____ Data provided
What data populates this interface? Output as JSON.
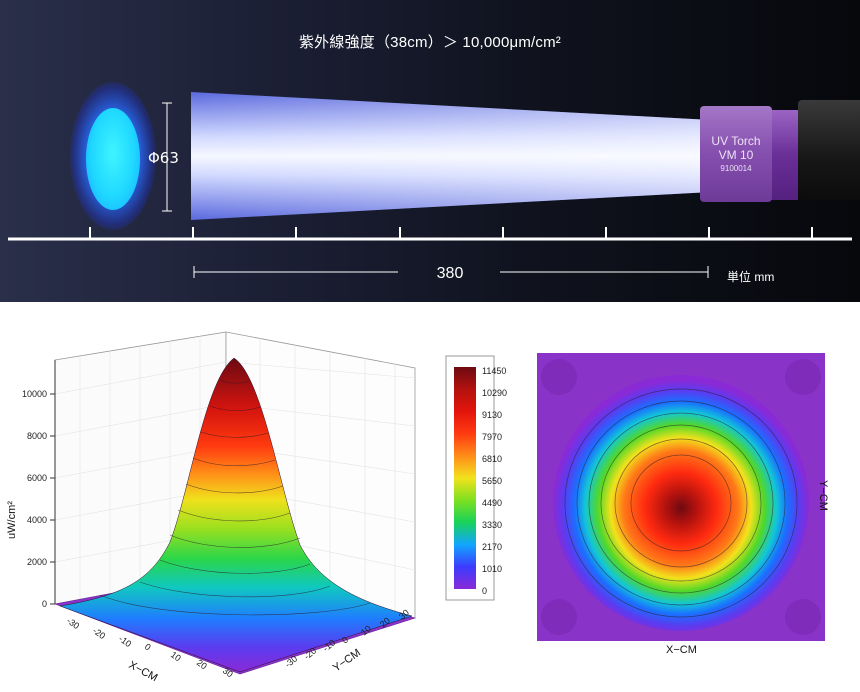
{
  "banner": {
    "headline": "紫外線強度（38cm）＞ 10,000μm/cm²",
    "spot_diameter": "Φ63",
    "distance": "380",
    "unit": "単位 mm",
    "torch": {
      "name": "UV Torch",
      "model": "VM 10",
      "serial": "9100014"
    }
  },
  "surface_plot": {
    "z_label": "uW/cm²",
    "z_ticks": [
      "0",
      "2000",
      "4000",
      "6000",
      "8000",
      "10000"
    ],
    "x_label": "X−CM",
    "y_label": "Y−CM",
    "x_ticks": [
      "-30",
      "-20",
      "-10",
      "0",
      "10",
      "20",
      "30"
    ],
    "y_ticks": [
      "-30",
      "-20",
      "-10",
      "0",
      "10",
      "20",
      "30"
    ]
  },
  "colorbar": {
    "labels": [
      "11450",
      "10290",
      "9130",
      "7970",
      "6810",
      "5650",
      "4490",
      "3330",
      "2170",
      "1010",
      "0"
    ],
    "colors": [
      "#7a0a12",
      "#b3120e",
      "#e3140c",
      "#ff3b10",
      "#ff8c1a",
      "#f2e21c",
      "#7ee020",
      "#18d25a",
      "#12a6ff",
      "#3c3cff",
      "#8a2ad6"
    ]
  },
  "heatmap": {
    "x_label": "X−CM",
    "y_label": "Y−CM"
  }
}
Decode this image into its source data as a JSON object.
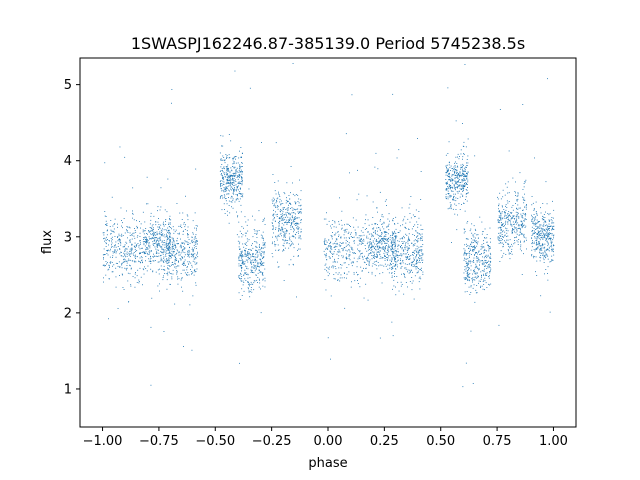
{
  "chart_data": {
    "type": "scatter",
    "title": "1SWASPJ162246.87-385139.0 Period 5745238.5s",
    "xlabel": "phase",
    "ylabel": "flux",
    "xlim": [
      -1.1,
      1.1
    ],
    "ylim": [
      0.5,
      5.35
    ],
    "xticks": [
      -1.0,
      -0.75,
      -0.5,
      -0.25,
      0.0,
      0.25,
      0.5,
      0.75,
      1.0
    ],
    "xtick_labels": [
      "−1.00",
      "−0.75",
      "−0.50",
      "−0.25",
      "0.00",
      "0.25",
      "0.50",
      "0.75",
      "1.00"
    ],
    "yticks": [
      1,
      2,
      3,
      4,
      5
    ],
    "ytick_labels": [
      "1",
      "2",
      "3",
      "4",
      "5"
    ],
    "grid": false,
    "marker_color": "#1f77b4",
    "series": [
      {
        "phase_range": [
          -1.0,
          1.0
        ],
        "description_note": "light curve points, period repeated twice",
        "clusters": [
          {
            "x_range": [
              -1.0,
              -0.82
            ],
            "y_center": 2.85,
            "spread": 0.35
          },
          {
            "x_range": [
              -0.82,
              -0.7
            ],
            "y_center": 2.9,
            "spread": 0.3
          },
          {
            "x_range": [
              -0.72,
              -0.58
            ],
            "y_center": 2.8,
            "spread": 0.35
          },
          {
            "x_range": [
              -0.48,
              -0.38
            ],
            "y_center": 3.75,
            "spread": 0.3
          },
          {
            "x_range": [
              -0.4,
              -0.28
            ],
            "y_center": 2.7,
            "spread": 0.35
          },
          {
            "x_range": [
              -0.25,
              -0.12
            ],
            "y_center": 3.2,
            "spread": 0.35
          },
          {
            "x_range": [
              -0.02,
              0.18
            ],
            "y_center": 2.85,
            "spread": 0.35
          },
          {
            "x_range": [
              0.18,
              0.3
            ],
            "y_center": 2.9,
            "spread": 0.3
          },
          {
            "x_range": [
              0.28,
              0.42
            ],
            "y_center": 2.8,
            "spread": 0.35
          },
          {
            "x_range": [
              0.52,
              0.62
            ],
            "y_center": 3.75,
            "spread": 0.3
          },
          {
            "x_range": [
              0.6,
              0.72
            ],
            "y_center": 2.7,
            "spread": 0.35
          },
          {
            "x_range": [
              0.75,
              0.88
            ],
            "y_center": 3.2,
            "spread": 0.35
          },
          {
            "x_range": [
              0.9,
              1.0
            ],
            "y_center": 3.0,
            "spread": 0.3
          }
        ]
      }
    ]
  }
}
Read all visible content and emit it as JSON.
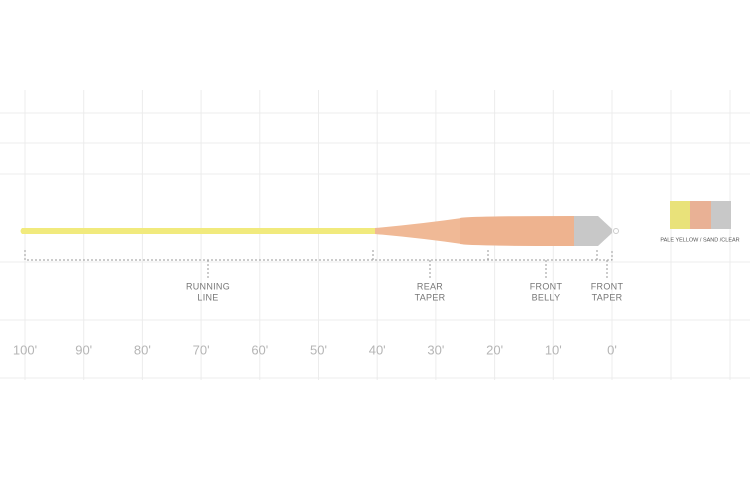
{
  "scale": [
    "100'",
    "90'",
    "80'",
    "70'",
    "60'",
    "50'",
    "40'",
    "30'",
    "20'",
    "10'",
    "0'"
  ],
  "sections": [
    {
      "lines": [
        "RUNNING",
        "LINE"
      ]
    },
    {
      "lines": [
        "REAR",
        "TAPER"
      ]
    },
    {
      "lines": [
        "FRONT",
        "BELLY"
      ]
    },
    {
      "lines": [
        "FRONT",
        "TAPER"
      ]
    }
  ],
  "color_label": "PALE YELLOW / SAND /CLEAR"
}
________
__What to work on__: Write out the full set of lines verbatim, without the pictures.

__Complete output__:
What data populates this interface? Output as JSON.
{
  "banner": {
    "headline": "紫外線強度（38cm）＞ 10,000μm/cm²",
    "spot_diameter": "Φ63",
    "distance": "380",
    "unit": "単位 mm",
    "torch": {
      "name": "UV Torch",
      "model": "VM 10",
      "serial": "9100014"
    }
  },
  "surface_plot": {
    "z_label": "uW/cm²",
    "z_ticks": [
      "0",
      "2000",
      "4000",
      "6000",
      "8000",
      "10000"
    ],
    "x_label": "X−CM",
    "y_label": "Y−CM",
    "x_ticks": [
      "-30",
      "-20",
      "-10",
      "0",
      "10",
      "20",
      "30"
    ],
    "y_ticks": [
      "-30",
      "-20",
      "-10",
      "0",
      "10",
      "20",
      "30"
    ]
  },
  "colorbar": {
    "labels": [
      "11450",
      "10290",
      "9130",
      "7970",
      "6810",
      "5650",
      "4490",
      "3330",
      "2170",
      "1010",
      "0"
    ],
    "colors": [
      "#7a0a12",
      "#b3120e",
      "#e3140c",
      "#ff3b10",
      "#ff8c1a",
      "#f2e21c",
      "#7ee020",
      "#18d25a",
      "#12a6ff",
      "#3c3cff",
      "#8a2ad6"
    ]
  },
  "heatmap": {
    "x_label": "X−CM",
    "y_label": "Y−CM"
  }
}
Decode this image into its source data as a JSON object.
{
  "chart_data": {
    "type": "scatter",
    "title": "1SWASPJ162246.87-385139.0 Period 5745238.5s",
    "xlabel": "phase",
    "ylabel": "flux",
    "xlim": [
      -1.1,
      1.1
    ],
    "ylim": [
      0.5,
      5.35
    ],
    "xticks": [
      -1.0,
      -0.75,
      -0.5,
      -0.25,
      0.0,
      0.25,
      0.5,
      0.75,
      1.0
    ],
    "xtick_labels": [
      "−1.00",
      "−0.75",
      "−0.50",
      "−0.25",
      "0.00",
      "0.25",
      "0.50",
      "0.75",
      "1.00"
    ],
    "yticks": [
      1,
      2,
      3,
      4,
      5
    ],
    "ytick_labels": [
      "1",
      "2",
      "3",
      "4",
      "5"
    ],
    "grid": false,
    "marker_color": "#1f77b4",
    "series": [
      {
        "phase_range": [
          -1.0,
          1.0
        ],
        "description_note": "light curve points, period repeated twice",
        "clusters": [
          {
            "x_range": [
              -1.0,
              -0.82
            ],
            "y_center": 2.85,
            "spread": 0.35
          },
          {
            "x_range": [
              -0.82,
              -0.7
            ],
            "y_center": 2.9,
            "spread": 0.3
          },
          {
            "x_range": [
              -0.72,
              -0.58
            ],
            "y_center": 2.8,
            "spread": 0.35
          },
          {
            "x_range": [
              -0.48,
              -0.38
            ],
            "y_center": 3.75,
            "spread": 0.3
          },
          {
            "x_range": [
              -0.4,
              -0.28
            ],
            "y_center": 2.7,
            "spread": 0.35
          },
          {
            "x_range": [
              -0.25,
              -0.12
            ],
            "y_center": 3.2,
            "spread": 0.35
          },
          {
            "x_range": [
              -0.02,
              0.18
            ],
            "y_center": 2.85,
            "spread": 0.35
          },
          {
            "x_range": [
              0.18,
              0.3
            ],
            "y_center": 2.9,
            "spread": 0.3
          },
          {
            "x_range": [
              0.28,
              0.42
            ],
            "y_center": 2.8,
            "spread": 0.35
          },
          {
            "x_range": [
              0.52,
              0.62
            ],
            "y_center": 3.75,
            "spread": 0.3
          },
          {
            "x_range": [
              0.6,
              0.72
            ],
            "y_center": 2.7,
            "spread": 0.35
          },
          {
            "x_range": [
              0.75,
              0.88
            ],
            "y_center": 3.2,
            "spread": 0.35
          },
          {
            "x_range": [
              0.9,
              1.0
            ],
            "y_center": 3.0,
            "spread": 0.3
          }
        ]
      }
    ]
  }
}
Read all visible content and emit it as JSON.
{
  "scale": [
    "100'",
    "90'",
    "80'",
    "70'",
    "60'",
    "50'",
    "40'",
    "30'",
    "20'",
    "10'",
    "0'"
  ],
  "sections": [
    {
      "lines": [
        "RUNNING",
        "LINE"
      ]
    },
    {
      "lines": [
        "REAR",
        "TAPER"
      ]
    },
    {
      "lines": [
        "FRONT",
        "BELLY"
      ]
    },
    {
      "lines": [
        "FRONT",
        "TAPER"
      ]
    }
  ],
  "color_label": "PALE YELLOW / SAND /CLEAR"
}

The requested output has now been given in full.